All of the listing below must be repeated word for word. Pictures are the only thing to omit.
** Start DATA SUPPLIED **
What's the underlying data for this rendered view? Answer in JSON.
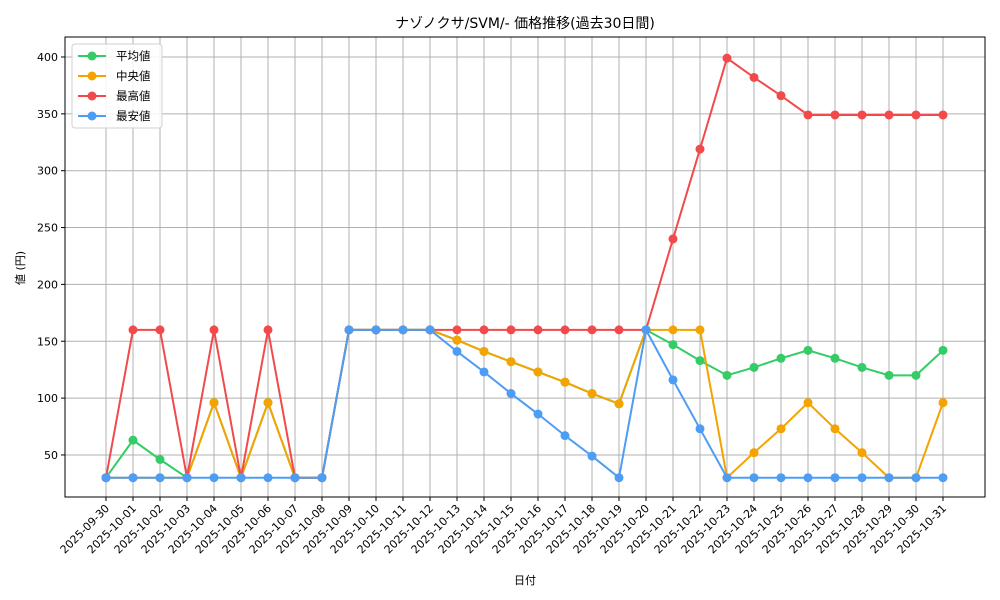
{
  "chart_data": {
    "type": "line",
    "title": "ナゾノクサ/SVM/- 価格推移(過去30日間)",
    "xlabel": "日付",
    "ylabel": "値 (円)",
    "ylim": [
      12,
      418
    ],
    "yticks": [
      50,
      100,
      150,
      200,
      250,
      300,
      350,
      400
    ],
    "grid": true,
    "legend_position": "upper left",
    "categories": [
      "2025-09-30",
      "2025-10-01",
      "2025-10-02",
      "2025-10-03",
      "2025-10-04",
      "2025-10-05",
      "2025-10-06",
      "2025-10-07",
      "2025-10-08",
      "2025-10-09",
      "2025-10-10",
      "2025-10-11",
      "2025-10-12",
      "2025-10-13",
      "2025-10-14",
      "2025-10-15",
      "2025-10-16",
      "2025-10-17",
      "2025-10-18",
      "2025-10-19",
      "2025-10-20",
      "2025-10-21",
      "2025-10-22",
      "2025-10-23",
      "2025-10-24",
      "2025-10-25",
      "2025-10-26",
      "2025-10-27",
      "2025-10-28",
      "2025-10-29",
      "2025-10-30",
      "2025-10-31"
    ],
    "series": [
      {
        "name": "平均値",
        "color": "#33cc66",
        "values": [
          30,
          63,
          46,
          30,
          96,
          30,
          96,
          30,
          30,
          160,
          160,
          160,
          160,
          151,
          141,
          132,
          123,
          114,
          104,
          95,
          160,
          147,
          133,
          120,
          127,
          135,
          142,
          135,
          127,
          120,
          120,
          142
        ]
      },
      {
        "name": "中央値",
        "color": "#f5a300",
        "values": [
          30,
          30,
          30,
          30,
          96,
          30,
          96,
          30,
          30,
          160,
          160,
          160,
          160,
          151,
          141,
          132,
          123,
          114,
          104,
          95,
          160,
          160,
          160,
          30,
          52,
          73,
          96,
          73,
          52,
          30,
          30,
          96
        ]
      },
      {
        "name": "最高値",
        "color": "#f24a4a",
        "values": [
          30,
          160,
          160,
          30,
          160,
          30,
          160,
          30,
          30,
          160,
          160,
          160,
          160,
          160,
          160,
          160,
          160,
          160,
          160,
          160,
          160,
          240,
          319,
          399,
          382,
          366,
          349,
          349,
          349,
          349,
          349,
          349
        ]
      },
      {
        "name": "最安値",
        "color": "#4d9df5",
        "values": [
          30,
          30,
          30,
          30,
          30,
          30,
          30,
          30,
          30,
          160,
          160,
          160,
          160,
          141,
          123,
          104,
          86,
          67,
          49,
          30,
          160,
          116,
          73,
          30,
          30,
          30,
          30,
          30,
          30,
          30,
          30,
          30
        ]
      }
    ]
  }
}
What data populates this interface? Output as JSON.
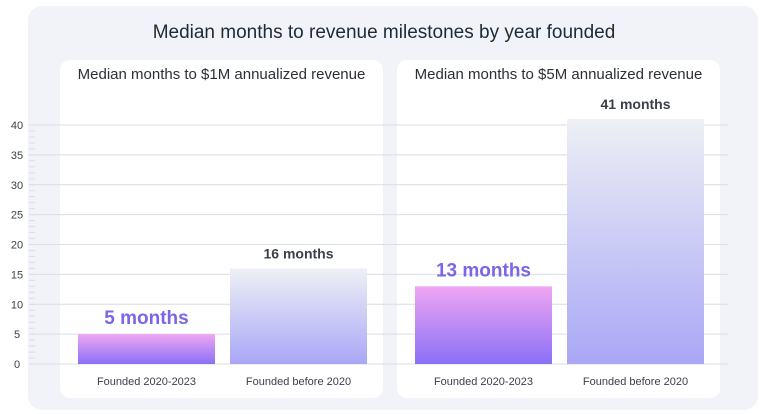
{
  "title": "Median months to revenue milestones by year founded",
  "colors": {
    "highlight_top": "#f0a6f3",
    "highlight_bottom": "#8a70f6",
    "highlight_label": "#7a66e8",
    "muted_top": "#eef0f5",
    "muted_bottom": "#a9a7f6",
    "muted_label": "#3a3f4a",
    "grid": "#d9dde6"
  },
  "chart_data": {
    "type": "bar",
    "ylim": [
      0,
      40
    ],
    "yticks": [
      0,
      5,
      10,
      15,
      20,
      25,
      30,
      35,
      40
    ],
    "panels": [
      {
        "title": "Median months to $1M annualized revenue",
        "categories": [
          "Founded 2020-2023",
          "Founded before 2020"
        ],
        "values": [
          5,
          16
        ],
        "labels": [
          "5 months",
          "16 months"
        ]
      },
      {
        "title": "Median months to $5M annualized revenue",
        "categories": [
          "Founded 2020-2023",
          "Founded before 2020"
        ],
        "values": [
          13,
          41
        ],
        "labels": [
          "13 months",
          "41 months"
        ]
      }
    ]
  }
}
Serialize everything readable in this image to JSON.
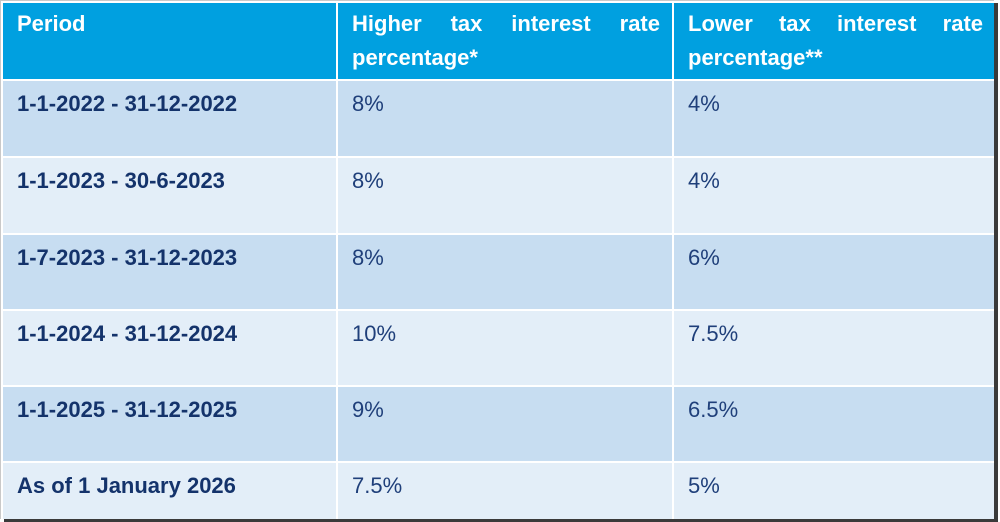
{
  "table": {
    "headers": [
      "Period",
      "Higher tax interest rate percentage*",
      "Lower tax interest rate percentage**"
    ],
    "rows": [
      {
        "period": "1-1-2022 - 31-12-2022",
        "higher": "8%",
        "lower": "4%"
      },
      {
        "period": "1-1-2023 - 30-6-2023",
        "higher": "8%",
        "lower": "4%"
      },
      {
        "period": "1-7-2023 - 31-12-2023",
        "higher": "8%",
        "lower": "6%"
      },
      {
        "period": "1-1-2024 - 31-12-2024",
        "higher": "10%",
        "lower": "7.5%"
      },
      {
        "period": "1-1-2025 - 31-12-2025",
        "higher": "9%",
        "lower": "6.5%"
      },
      {
        "period": "As of 1 January 2026",
        "higher": "7.5%",
        "lower": "5%"
      }
    ]
  },
  "colors": {
    "header_bg": "#00a0e0",
    "row_dark": "#c7ddf1",
    "row_light": "#e3eef8",
    "text": "#1f3f7a"
  }
}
** End DATA SUPPLIED **
* _TASK ANSWER_
What's the underlying data for this rendered view? Answer in JSON.
{
  "chart_data": {
    "type": "line",
    "title": "ナゾノクサ/SVM/- 価格推移(過去30日間)",
    "xlabel": "日付",
    "ylabel": "値 (円)",
    "ylim": [
      12,
      418
    ],
    "yticks": [
      50,
      100,
      150,
      200,
      250,
      300,
      350,
      400
    ],
    "grid": true,
    "legend_position": "upper left",
    "categories": [
      "2025-09-30",
      "2025-10-01",
      "2025-10-02",
      "2025-10-03",
      "2025-10-04",
      "2025-10-05",
      "2025-10-06",
      "2025-10-07",
      "2025-10-08",
      "2025-10-09",
      "2025-10-10",
      "2025-10-11",
      "2025-10-12",
      "2025-10-13",
      "2025-10-14",
      "2025-10-15",
      "2025-10-16",
      "2025-10-17",
      "2025-10-18",
      "2025-10-19",
      "2025-10-20",
      "2025-10-21",
      "2025-10-22",
      "2025-10-23",
      "2025-10-24",
      "2025-10-25",
      "2025-10-26",
      "2025-10-27",
      "2025-10-28",
      "2025-10-29",
      "2025-10-30",
      "2025-10-31"
    ],
    "series": [
      {
        "name": "平均値",
        "color": "#33cc66",
        "values": [
          30,
          63,
          46,
          30,
          96,
          30,
          96,
          30,
          30,
          160,
          160,
          160,
          160,
          151,
          141,
          132,
          123,
          114,
          104,
          95,
          160,
          147,
          133,
          120,
          127,
          135,
          142,
          135,
          127,
          120,
          120,
          142
        ]
      },
      {
        "name": "中央値",
        "color": "#f5a300",
        "values": [
          30,
          30,
          30,
          30,
          96,
          30,
          96,
          30,
          30,
          160,
          160,
          160,
          160,
          151,
          141,
          132,
          123,
          114,
          104,
          95,
          160,
          160,
          160,
          30,
          52,
          73,
          96,
          73,
          52,
          30,
          30,
          96
        ]
      },
      {
        "name": "最高値",
        "color": "#f24a4a",
        "values": [
          30,
          160,
          160,
          30,
          160,
          30,
          160,
          30,
          30,
          160,
          160,
          160,
          160,
          160,
          160,
          160,
          160,
          160,
          160,
          160,
          160,
          240,
          319,
          399,
          382,
          366,
          349,
          349,
          349,
          349,
          349,
          349
        ]
      },
      {
        "name": "最安値",
        "color": "#4d9df5",
        "values": [
          30,
          30,
          30,
          30,
          30,
          30,
          30,
          30,
          30,
          160,
          160,
          160,
          160,
          141,
          123,
          104,
          86,
          67,
          49,
          30,
          160,
          116,
          73,
          30,
          30,
          30,
          30,
          30,
          30,
          30,
          30,
          30
        ]
      }
    ]
  }
}
What data populates this interface? Output as JSON.
{
  "title": "Median months to revenue milestones by year founded",
  "colors": {
    "highlight_top": "#f0a6f3",
    "highlight_bottom": "#8a70f6",
    "highlight_label": "#7a66e8",
    "muted_top": "#eef0f5",
    "muted_bottom": "#a9a7f6",
    "muted_label": "#3a3f4a",
    "grid": "#d9dde6"
  },
  "chart_data": {
    "type": "bar",
    "ylim": [
      0,
      40
    ],
    "yticks": [
      0,
      5,
      10,
      15,
      20,
      25,
      30,
      35,
      40
    ],
    "panels": [
      {
        "title": "Median months to $1M annualized revenue",
        "categories": [
          "Founded 2020-2023",
          "Founded before 2020"
        ],
        "values": [
          5,
          16
        ],
        "labels": [
          "5 months",
          "16 months"
        ]
      },
      {
        "title": "Median months to $5M annualized revenue",
        "categories": [
          "Founded 2020-2023",
          "Founded before 2020"
        ],
        "values": [
          13,
          41
        ],
        "labels": [
          "13 months",
          "41 months"
        ]
      }
    ]
  }
}
Serialize everything readable in this image to JSON.
{
  "table": {
    "headers": [
      "Period",
      "Higher tax interest rate percentage*",
      "Lower tax interest rate percentage**"
    ],
    "rows": [
      {
        "period": "1-1-2022 - 31-12-2022",
        "higher": "8%",
        "lower": "4%"
      },
      {
        "period": "1-1-2023 - 30-6-2023",
        "higher": "8%",
        "lower": "4%"
      },
      {
        "period": "1-7-2023 - 31-12-2023",
        "higher": "8%",
        "lower": "6%"
      },
      {
        "period": "1-1-2024 - 31-12-2024",
        "higher": "10%",
        "lower": "7.5%"
      },
      {
        "period": "1-1-2025 - 31-12-2025",
        "higher": "9%",
        "lower": "6.5%"
      },
      {
        "period": "As of 1 January 2026",
        "higher": "7.5%",
        "lower": "5%"
      }
    ]
  },
  "colors": {
    "header_bg": "#00a0e0",
    "row_dark": "#c7ddf1",
    "row_light": "#e3eef8",
    "text": "#1f3f7a"
  }
}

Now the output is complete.